▶ _Required work_:
Copy out the listing that follows, exact in every word, and skip the images.

▶ _Recorded data_:
"""

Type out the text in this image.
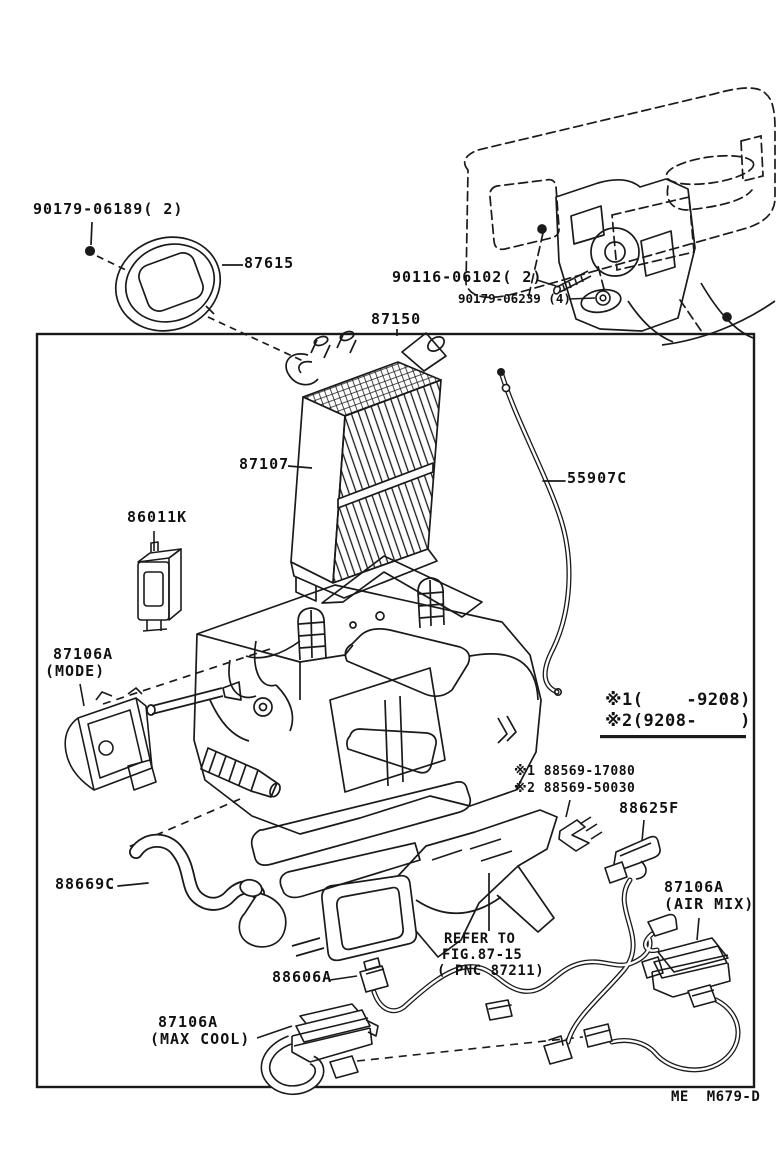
90179-06189( 2)
87615
90116-06102( 2)
90179-06239 (4)
87150
87107
55907C
86011K
87106A
(MODE)
※1(    -9208)
※2(9208-    )
※1 88569-17080
※2 88569-50030
88625F
88669C	87106A
(AIR MIX)
REFER TO
FIG.87-15
( PNC 87211)
88606A
87106A
(MAX COOL)
ME  M679-D
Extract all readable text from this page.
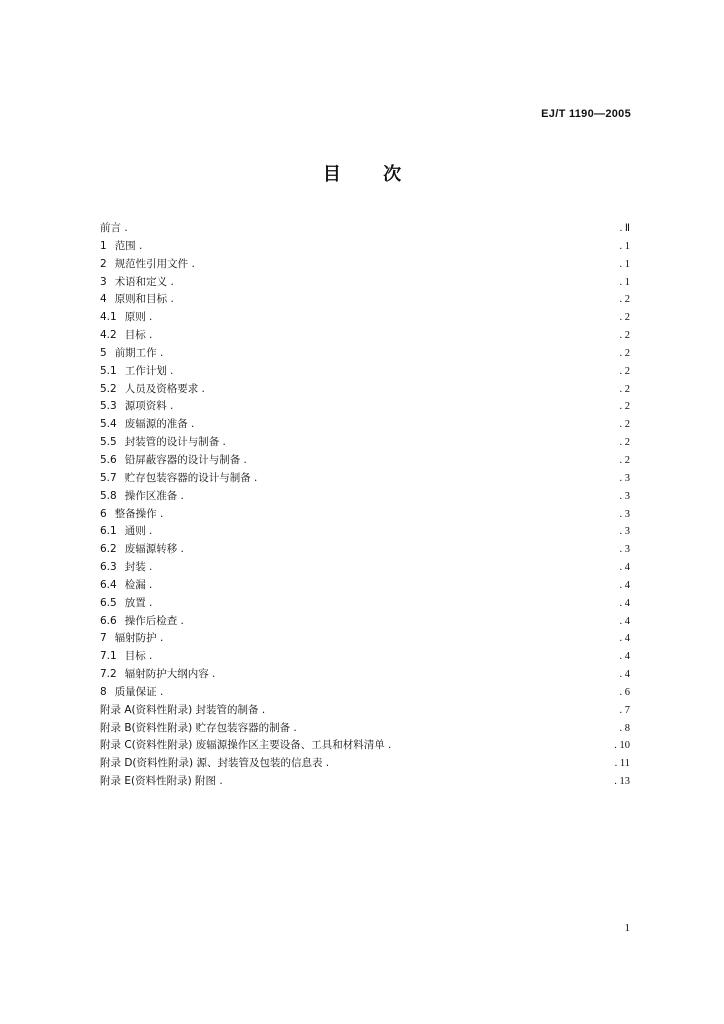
EJ/T 1190—2005
目 次
前言 .	. Ⅱ
1 范围 .	. 1
2 规范性引用文件 .	. 1
3 术语和定义 .	. 1
4 原则和目标 .	. 2
4.1 原则 .	. 2
4.2 目标 .	. 2
5 前期工作 .	. 2
5.1 工作计划 .	. 2
5.2 人员及资格要求 .	. 2
5.3 源项资料 .	. 2
5.4 废辐源的准备 .	. 2
5.5 封装管的设计与制备 .	. 2
5.6 铅屏蔽容器的设计与制备 .	. 2
5.7 贮存包装容器的设计与制备 .	. 3
5.8 操作区准备 .	. 3
6 整备操作 .	. 3
6.1 通则 .	. 3
6.2 废辐源转移 .	. 3
6.3 封装 .	. 4
6.4 检漏 .	. 4
6.5 放置 .	. 4
6.6 操作后检查 .	. 4
7 辐射防护 .	. 4
7.1 目标 .	. 4
7.2 辐射防护大纲内容 .	. 4
8 质量保证 .	. 6
附录 A(资料性附录) 封装管的制备 .	. 7
附录 B(资料性附录) 贮存包装容器的制备 .	. 8
附录 C(资料性附录) 废辐源操作区主要设备、工具和材料清单 .	. 10
附录 D(资料性附录) 源、封装管及包装的信息表 .	. 11
附录 E(资料性附录) 附图 .	. 13
1
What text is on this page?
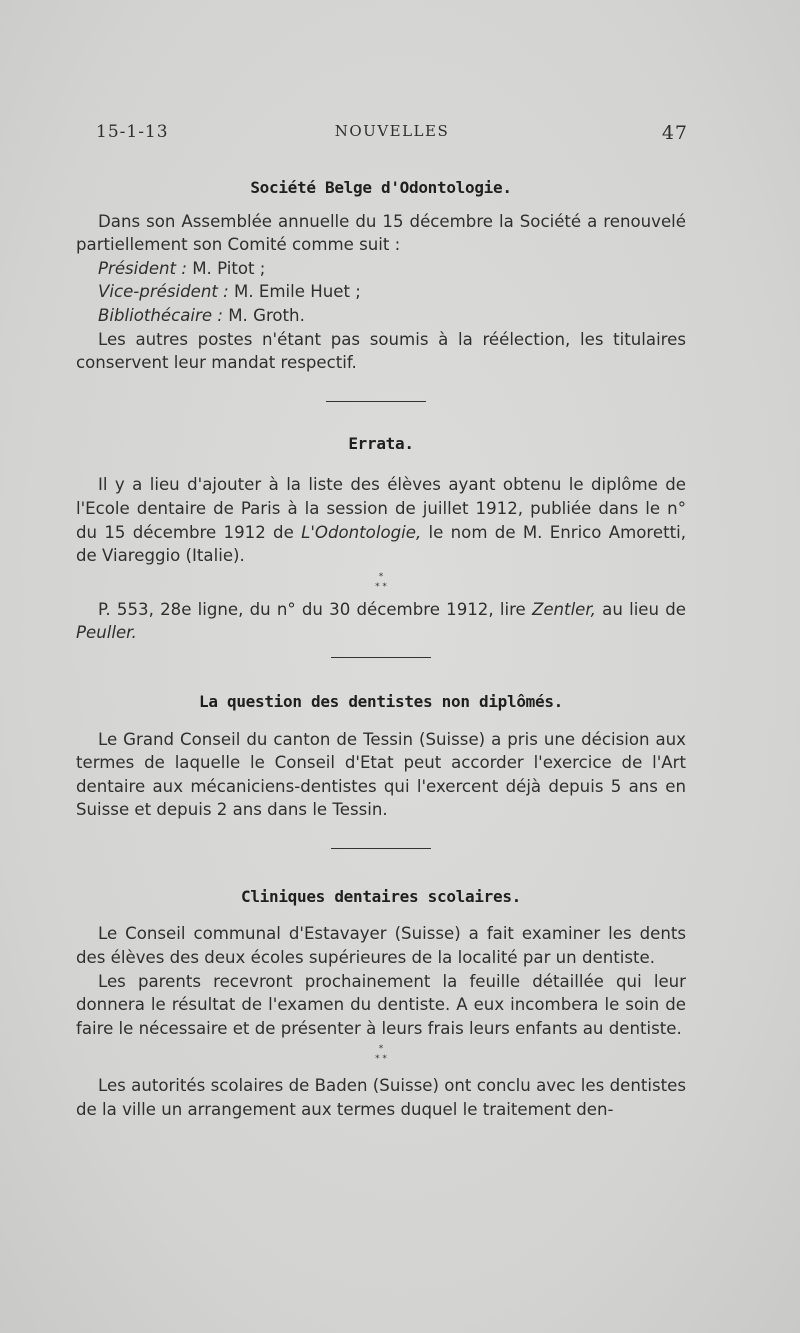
15-1-13	NOUVELLES	47
Société Belge d'Odontologie.

Dans son Assemblée annuelle du 15 décembre la Société a renouvelé partiellement son Comité comme suit :

Président : M. Pitot ;

Vice-président : M. Emile Huet ;

Bibliothécaire : M. Groth.

Les autres postes n'étant pas soumis à la réélection, les titulaires conservent leur mandat respectif.

Errata.

Il y a lieu d'ajouter à la liste des élèves ayant obtenu le diplôme de l'Ecole dentaire de Paris à la session de juillet 1912, publiée dans le n° du 15 décembre 1912 de L'Odontologie, le nom de M. Enrico Amoretti, de Viareggio (Italie).

*
* *

P. 553, 28e ligne, du n° du 30 décembre 1912, lire Zentler, au lieu de Peuller.

La question des dentistes non diplômés.

Le Grand Conseil du canton de Tessin (Suisse) a pris une décision aux termes de laquelle le Conseil d'Etat peut accorder l'exercice de l'Art dentaire aux mécaniciens-dentistes qui l'exercent déjà depuis 5 ans en Suisse et depuis 2 ans dans le Tessin.

Cliniques dentaires scolaires.

Le Conseil communal d'Estavayer (Suisse) a fait examiner les dents des élèves des deux écoles supérieures de la localité par un dentiste.

Les parents recevront prochainement la feuille détaillée qui leur donnera le résultat de l'examen du dentiste. A eux incombera le soin de faire le nécessaire et de présenter à leurs frais leurs enfants au dentiste.

*
* *

Les autorités scolaires de Baden (Suisse) ont conclu avec les dentistes de la ville un arrangement aux termes duquel le traitement den-
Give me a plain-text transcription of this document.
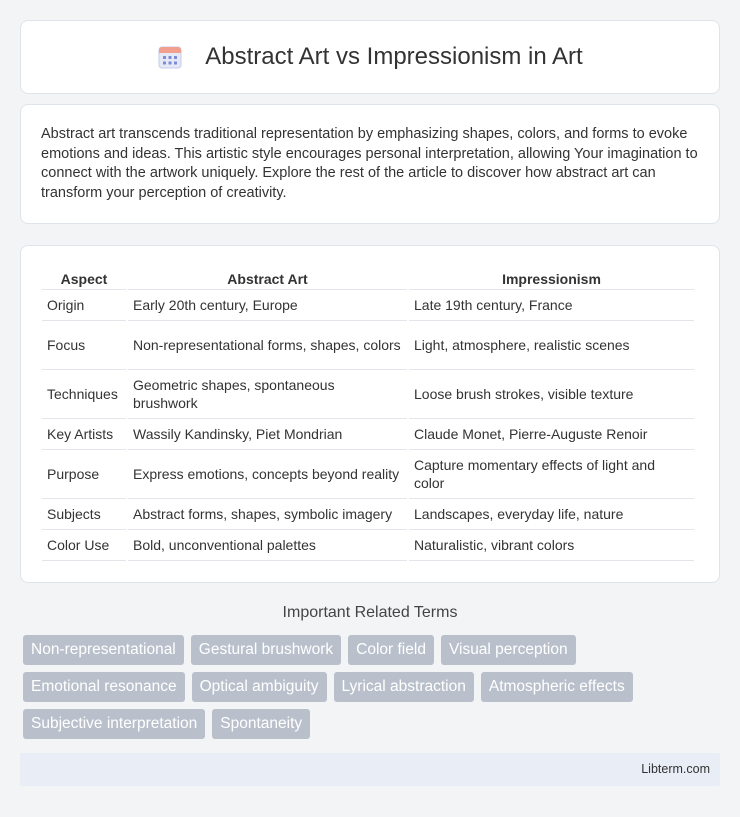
Abstract Art vs Impressionism in Art

Abstract art transcends traditional representation by emphasizing shapes, colors, and forms to evoke emotions and ideas. This artistic style encourages personal interpretation, allowing Your imagination to connect with the artwork uniquely. Explore the rest of the article to discover how abstract art can transform your perception of creativity.

Aspect	Abstract Art	Impressionism
Origin	Early 20th century, Europe	Late 19th century, France
Focus	Non-representational forms, shapes, colors	Light, atmosphere, realistic scenes
Techniques	Geometric shapes, spontaneous brushwork	Loose brush strokes, visible texture
Key Artists	Wassily Kandinsky, Piet Mondrian	Claude Monet, Pierre-Auguste Renoir
Purpose	Express emotions, concepts beyond reality	Capture momentary effects of light and color
Subjects	Abstract forms, shapes, symbolic imagery	Landscapes, everyday life, nature
Color Use	Bold, unconventional palettes	Naturalistic, vibrant colors
Important Related Terms
Non-representational	Gestural brushwork	Color field	Visual perception
Emotional resonance	Optical ambiguity	Lyrical abstraction	Atmospheric effects
Subjective interpretation	Spontaneity
Libterm.com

"""

▶ _Reply_:
Type out the text in this image.
90179-06189( 2)
87615
90116-06102( 2)
90179-06239 (4)
87150
87107
55907C
86011K
87106A
(MODE)
※1(    -9208)
※2(9208-    )
※1 88569-17080
※2 88569-50030
88625F
88669C	87106A
(AIR MIX)
REFER TO
FIG.87-15
( PNC 87211)
88606A
87106A
(MAX COOL)
ME  M679-D
Extract all readable text from this page.
EJ/T 1190—2005
目 次
前言 .	. Ⅱ
1 范围 .	. 1
2 规范性引用文件 .	. 1
3 术语和定义 .	. 1
4 原则和目标 .	. 2
4.1 原则 .	. 2
4.2 目标 .	. 2
5 前期工作 .	. 2
5.1 工作计划 .	. 2
5.2 人员及资格要求 .	. 2
5.3 源项资料 .	. 2
5.4 废辐源的准备 .	. 2
5.5 封装管的设计与制备 .	. 2
5.6 铅屏蔽容器的设计与制备 .	. 2
5.7 贮存包装容器的设计与制备 .	. 3
5.8 操作区准备 .	. 3
6 整备操作 .	. 3
6.1 通则 .	. 3
6.2 废辐源转移 .	. 3
6.3 封装 .	. 4
6.4 检漏 .	. 4
6.5 放置 .	. 4
6.6 操作后检查 .	. 4
7 辐射防护 .	. 4
7.1 目标 .	. 4
7.2 辐射防护大纲内容 .	. 4
8 质量保证 .	. 6
附录 A(资料性附录) 封装管的制备 .	. 7
附录 B(资料性附录) 贮存包装容器的制备 .	. 8
附录 C(资料性附录) 废辐源操作区主要设备、工具和材料清单 .	. 10
附录 D(资料性附录) 源、封装管及包装的信息表 .	. 11
附录 E(资料性附录) 附图 .	. 13
1
What text is on this page?
15-1-13	NOUVELLES	47
Société Belge d'Odontologie.

Dans son Assemblée annuelle du 15 décembre la Société a renouvelé partiellement son Comité comme suit :

Président : M. Pitot ;

Vice-président : M. Emile Huet ;

Bibliothécaire : M. Groth.

Les autres postes n'étant pas soumis à la réélection, les titulaires conservent leur mandat respectif.

Errata.

Il y a lieu d'ajouter à la liste des élèves ayant obtenu le diplôme de l'Ecole dentaire de Paris à la session de juillet 1912, publiée dans le n° du 15 décembre 1912 de L'Odontologie, le nom de M. Enrico Amoretti, de Viareggio (Italie).

*
* *

P. 553, 28e ligne, du n° du 30 décembre 1912, lire Zentler, au lieu de Peuller.

La question des dentistes non diplômés.

Le Grand Conseil du canton de Tessin (Suisse) a pris une décision aux termes de laquelle le Conseil d'Etat peut accorder l'exercice de l'Art dentaire aux mécaniciens-dentistes qui l'exercent déjà depuis 5 ans en Suisse et depuis 2 ans dans le Tessin.

Cliniques dentaires scolaires.

Le Conseil communal d'Estavayer (Suisse) a fait examiner les dents des élèves des deux écoles supérieures de la localité par un dentiste.

Les parents recevront prochainement la feuille détaillée qui leur donnera le résultat de l'examen du dentiste. A eux incombera le soin de faire le nécessaire et de présenter à leurs frais leurs enfants au dentiste.

*
* *

Les autorités scolaires de Baden (Suisse) ont conclu avec les dentistes de la ville un arrangement aux termes duquel le traitement den-
Give me a plain-text transcription of this document.
Abstract Art vs Impressionism in Art

Abstract art transcends traditional representation by emphasizing shapes, colors, and forms to evoke emotions and ideas. This artistic style encourages personal interpretation, allowing Your imagination to connect with the artwork uniquely. Explore the rest of the article to discover how abstract art can transform your perception of creativity.

Aspect	Abstract Art	Impressionism
Origin	Early 20th century, Europe	Late 19th century, France
Focus	Non-representational forms, shapes, colors	Light, atmosphere, realistic scenes
Techniques	Geometric shapes, spontaneous brushwork	Loose brush strokes, visible texture
Key Artists	Wassily Kandinsky, Piet Mondrian	Claude Monet, Pierre-Auguste Renoir
Purpose	Express emotions, concepts beyond reality	Capture momentary effects of light and color
Subjects	Abstract forms, shapes, symbolic imagery	Landscapes, everyday life, nature
Color Use	Bold, unconventional palettes	Naturalistic, vibrant colors
Important Related Terms
Non-representational	Gestural brushwork	Color field	Visual perception
Emotional resonance	Optical ambiguity	Lyrical abstraction	Atmospheric effects
Subjective interpretation	Spontaneity
Libterm.com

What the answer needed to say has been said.